» CONSIGNES
**1)** Résumez plus brièvement le paragraphe du texte sur le français non normé qui commence par « Sous l’Ancien Régime », en conservant ses faits principaux.
**2)** Poursuivez le texte sur le français non normé à partir de l’endroit où il s’arrête.

Sous l’Ancien Régime, le recours à ce “français non normé” est plus fréquent qu’on ne le croit. Logique : au XVIIIᵉ siècle, le niveau d’éducation atteint seulement 10 % chez les hommes et se situe à un niveau moindre encore chez les femmes. Cela n’empêche pas une partie de la population d’écrire, que ce soit pour tenir des livres de comptes ou échanger des informations pratiques. A côté des érudits et des illettrés, on trouve donc aussi des “peu lettrés”, autrement dit des domestiques, des artisans, des bourgeois et même des nobles qui manient l’écrit avec difficulté, sans doute, mais qui le manient néanmoins. Rarissimes, en revanche, sont ceux qui, comme Ménétra, osent se lancer dans une véritable production littéraire.

C’est dans ce contexte que paraît en 1803 le très étonnant Manuel de cacographie, rédigé par un certain Jean-Etienne-Judith Forestier, dit Boinvilliers, dont j’ai appris l’existence dans la même Histoire de la langue française. La cacographie ? Voici la définition qu’en donne lui-même ce grammairien : “Cacographie vient des deux mots grecs ’cacos’ (‘malus’, ‘mauvais’) et ‘graphê’(‘scriptura’, écriture) ; ce qui signifie ’écrire mal, écrire d’une manière vicieuse ou contraire aux lois de l’orthographe’.” Son ouvrage rassemble donc des textes volontairement fautifs dans un but pédagogique : obliger le lecteur à corriger les “erreurs” qu’il y a glissées.

“L’instucsion est ci prétieuse”

» DONNÉES FOURNIES
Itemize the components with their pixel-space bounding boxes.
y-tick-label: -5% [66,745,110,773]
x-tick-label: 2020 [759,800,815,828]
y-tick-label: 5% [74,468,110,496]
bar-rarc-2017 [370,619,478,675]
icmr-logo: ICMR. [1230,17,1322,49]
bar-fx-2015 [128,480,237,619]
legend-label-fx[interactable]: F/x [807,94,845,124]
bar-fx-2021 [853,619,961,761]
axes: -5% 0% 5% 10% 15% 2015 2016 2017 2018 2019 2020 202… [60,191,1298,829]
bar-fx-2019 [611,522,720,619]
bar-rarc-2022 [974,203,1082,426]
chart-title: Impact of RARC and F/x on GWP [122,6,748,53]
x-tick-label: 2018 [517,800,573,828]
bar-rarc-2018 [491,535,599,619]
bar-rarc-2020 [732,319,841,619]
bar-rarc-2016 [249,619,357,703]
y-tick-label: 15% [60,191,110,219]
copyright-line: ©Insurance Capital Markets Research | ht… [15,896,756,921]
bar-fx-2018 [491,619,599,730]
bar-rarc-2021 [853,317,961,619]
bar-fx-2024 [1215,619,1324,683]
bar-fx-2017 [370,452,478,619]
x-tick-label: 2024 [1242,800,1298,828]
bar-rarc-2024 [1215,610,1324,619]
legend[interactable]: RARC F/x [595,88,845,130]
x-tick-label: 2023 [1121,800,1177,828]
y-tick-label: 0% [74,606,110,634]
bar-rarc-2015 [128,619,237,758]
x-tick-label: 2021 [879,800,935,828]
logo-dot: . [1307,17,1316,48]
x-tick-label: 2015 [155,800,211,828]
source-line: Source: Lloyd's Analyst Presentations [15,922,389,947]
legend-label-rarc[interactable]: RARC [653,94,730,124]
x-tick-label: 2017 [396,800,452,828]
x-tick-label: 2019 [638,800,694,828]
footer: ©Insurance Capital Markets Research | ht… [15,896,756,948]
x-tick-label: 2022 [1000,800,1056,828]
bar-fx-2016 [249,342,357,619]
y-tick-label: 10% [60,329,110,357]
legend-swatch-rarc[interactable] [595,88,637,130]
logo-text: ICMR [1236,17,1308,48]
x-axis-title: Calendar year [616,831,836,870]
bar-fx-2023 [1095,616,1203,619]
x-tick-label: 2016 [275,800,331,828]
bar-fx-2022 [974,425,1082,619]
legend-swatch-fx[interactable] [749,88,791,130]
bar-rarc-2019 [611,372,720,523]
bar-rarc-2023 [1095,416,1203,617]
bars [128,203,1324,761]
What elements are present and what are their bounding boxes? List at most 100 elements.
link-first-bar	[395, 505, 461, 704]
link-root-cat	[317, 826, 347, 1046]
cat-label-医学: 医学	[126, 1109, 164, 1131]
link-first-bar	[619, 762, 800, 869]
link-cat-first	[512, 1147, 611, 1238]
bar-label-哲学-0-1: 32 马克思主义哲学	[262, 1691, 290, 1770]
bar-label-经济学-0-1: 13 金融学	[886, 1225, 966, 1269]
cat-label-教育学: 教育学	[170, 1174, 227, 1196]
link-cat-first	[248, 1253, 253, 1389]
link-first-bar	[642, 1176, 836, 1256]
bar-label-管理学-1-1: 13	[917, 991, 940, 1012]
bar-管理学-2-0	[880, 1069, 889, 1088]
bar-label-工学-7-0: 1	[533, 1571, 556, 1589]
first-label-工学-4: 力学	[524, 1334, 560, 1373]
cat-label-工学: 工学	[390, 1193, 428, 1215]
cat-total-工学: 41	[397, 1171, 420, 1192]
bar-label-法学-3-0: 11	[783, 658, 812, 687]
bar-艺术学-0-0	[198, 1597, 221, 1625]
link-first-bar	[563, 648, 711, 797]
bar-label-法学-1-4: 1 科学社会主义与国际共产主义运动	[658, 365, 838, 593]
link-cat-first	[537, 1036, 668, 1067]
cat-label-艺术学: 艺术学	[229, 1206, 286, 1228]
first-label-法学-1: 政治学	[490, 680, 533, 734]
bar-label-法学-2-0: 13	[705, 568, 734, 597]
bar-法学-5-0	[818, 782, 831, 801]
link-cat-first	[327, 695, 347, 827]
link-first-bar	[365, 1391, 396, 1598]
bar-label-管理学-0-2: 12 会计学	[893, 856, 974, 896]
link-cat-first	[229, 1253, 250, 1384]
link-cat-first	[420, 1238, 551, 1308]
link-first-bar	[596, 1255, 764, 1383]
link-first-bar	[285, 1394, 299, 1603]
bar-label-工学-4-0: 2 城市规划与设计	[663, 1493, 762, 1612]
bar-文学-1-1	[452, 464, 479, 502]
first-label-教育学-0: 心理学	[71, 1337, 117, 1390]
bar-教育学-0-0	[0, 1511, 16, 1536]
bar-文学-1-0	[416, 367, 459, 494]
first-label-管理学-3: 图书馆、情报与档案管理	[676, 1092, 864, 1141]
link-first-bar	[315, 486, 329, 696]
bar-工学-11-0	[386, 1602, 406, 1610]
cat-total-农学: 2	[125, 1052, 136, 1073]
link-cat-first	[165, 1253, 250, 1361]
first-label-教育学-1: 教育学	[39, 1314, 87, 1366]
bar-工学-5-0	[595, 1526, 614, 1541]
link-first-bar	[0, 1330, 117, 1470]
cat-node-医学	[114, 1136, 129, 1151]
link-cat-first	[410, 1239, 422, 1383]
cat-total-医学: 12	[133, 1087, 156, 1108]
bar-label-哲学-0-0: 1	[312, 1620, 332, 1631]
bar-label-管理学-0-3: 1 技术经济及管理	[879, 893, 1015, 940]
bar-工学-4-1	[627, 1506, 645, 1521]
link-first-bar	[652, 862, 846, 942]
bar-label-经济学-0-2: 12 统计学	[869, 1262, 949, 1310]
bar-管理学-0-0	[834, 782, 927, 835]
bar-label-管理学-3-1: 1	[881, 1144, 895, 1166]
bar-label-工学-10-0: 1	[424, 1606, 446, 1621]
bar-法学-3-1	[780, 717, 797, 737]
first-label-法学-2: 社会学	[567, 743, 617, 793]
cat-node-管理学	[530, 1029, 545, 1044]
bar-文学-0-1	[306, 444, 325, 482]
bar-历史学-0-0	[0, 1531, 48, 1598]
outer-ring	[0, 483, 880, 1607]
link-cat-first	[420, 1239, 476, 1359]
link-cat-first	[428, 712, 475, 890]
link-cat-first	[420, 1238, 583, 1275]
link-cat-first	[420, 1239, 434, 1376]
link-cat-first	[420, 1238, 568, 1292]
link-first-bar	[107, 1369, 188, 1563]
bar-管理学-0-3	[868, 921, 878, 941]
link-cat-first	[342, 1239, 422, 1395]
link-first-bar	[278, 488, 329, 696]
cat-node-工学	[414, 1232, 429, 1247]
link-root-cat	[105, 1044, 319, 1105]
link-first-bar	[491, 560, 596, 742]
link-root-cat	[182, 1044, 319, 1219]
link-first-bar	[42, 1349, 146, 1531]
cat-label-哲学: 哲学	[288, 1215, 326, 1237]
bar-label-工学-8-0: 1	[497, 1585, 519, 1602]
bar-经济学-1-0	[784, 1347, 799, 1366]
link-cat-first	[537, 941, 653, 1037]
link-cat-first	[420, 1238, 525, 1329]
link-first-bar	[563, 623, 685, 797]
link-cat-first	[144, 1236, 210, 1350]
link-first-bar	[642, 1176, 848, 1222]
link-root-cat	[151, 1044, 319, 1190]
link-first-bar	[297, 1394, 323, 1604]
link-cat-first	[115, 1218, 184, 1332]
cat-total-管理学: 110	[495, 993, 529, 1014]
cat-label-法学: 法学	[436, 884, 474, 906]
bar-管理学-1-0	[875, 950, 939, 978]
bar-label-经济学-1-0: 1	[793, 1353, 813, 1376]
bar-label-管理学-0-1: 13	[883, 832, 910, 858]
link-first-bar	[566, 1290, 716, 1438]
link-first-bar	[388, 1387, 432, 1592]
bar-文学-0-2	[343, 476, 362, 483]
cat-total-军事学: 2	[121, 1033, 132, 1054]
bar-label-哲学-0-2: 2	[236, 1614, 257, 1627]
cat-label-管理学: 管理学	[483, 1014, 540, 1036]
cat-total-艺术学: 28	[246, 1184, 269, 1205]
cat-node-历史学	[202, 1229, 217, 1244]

» RÉPONSES
**1)** Sous l’Ancien Régime, on recourt plus souvent qu’on ne le croit à un français non normé. Au XVIIIᵉ siècle, le niveau d’éducation n’atteint que 10 % chez les hommes, et moins encore chez les femmes. Une partie de la population écrit pourtant, pour tenir des livres de comptes ou échanger des informations pratiques. Entre érudits et illettrés figurent ainsi des « peu lettrés » : domestiques, artisans, bourgeois, voire nobles, qui manient l’écrit avec difficulté. Très rares sont ceux qui, comme Ménétra, se lancent dans une véritable production littéraire.

**2)**
Prenons quelques exemples : “La sciance est le plus beau thresor” ; “L’instucsion est ci prétieuse ! Pourquoi la négligé ?” ; “Les jeune-jens doive cherché les moiens de devenire savant”… Vous avez maintenant compris le système (ou alors, procurez-vous un Bled sans trop tarder) : il convient de rectifier les inexactitudes qui pullulent dans ces “phrases dans lesquelles on a violé à dessein l’orthographe des mots, les règles des participes et les lois de la ponctuation”.

A sa sortie, l’ouvrage de Boinvilliers rencontre très vite le succès, et cela s’explique. En ce début de XIXᵉ siècle, alors que la France commence à s’urbaniser, l’écrit détermine de plus en plus la réussite sociale. Or non seulement le peuple demeure largement illettré, mais les notables eux-mêmes sont loin de maîtriser les subtilités de la langue nationale. Une attitude qui fait d’ailleurs enrager notre grammairien : “Se croient-ils dispensés d’écrire selon les lois de l’orthographe parce qu’ils possèdent des châteaux ?” Dans une société qui aspire à l’alphabétisation, son Manuel de cacographie vient opportunément combler un manque.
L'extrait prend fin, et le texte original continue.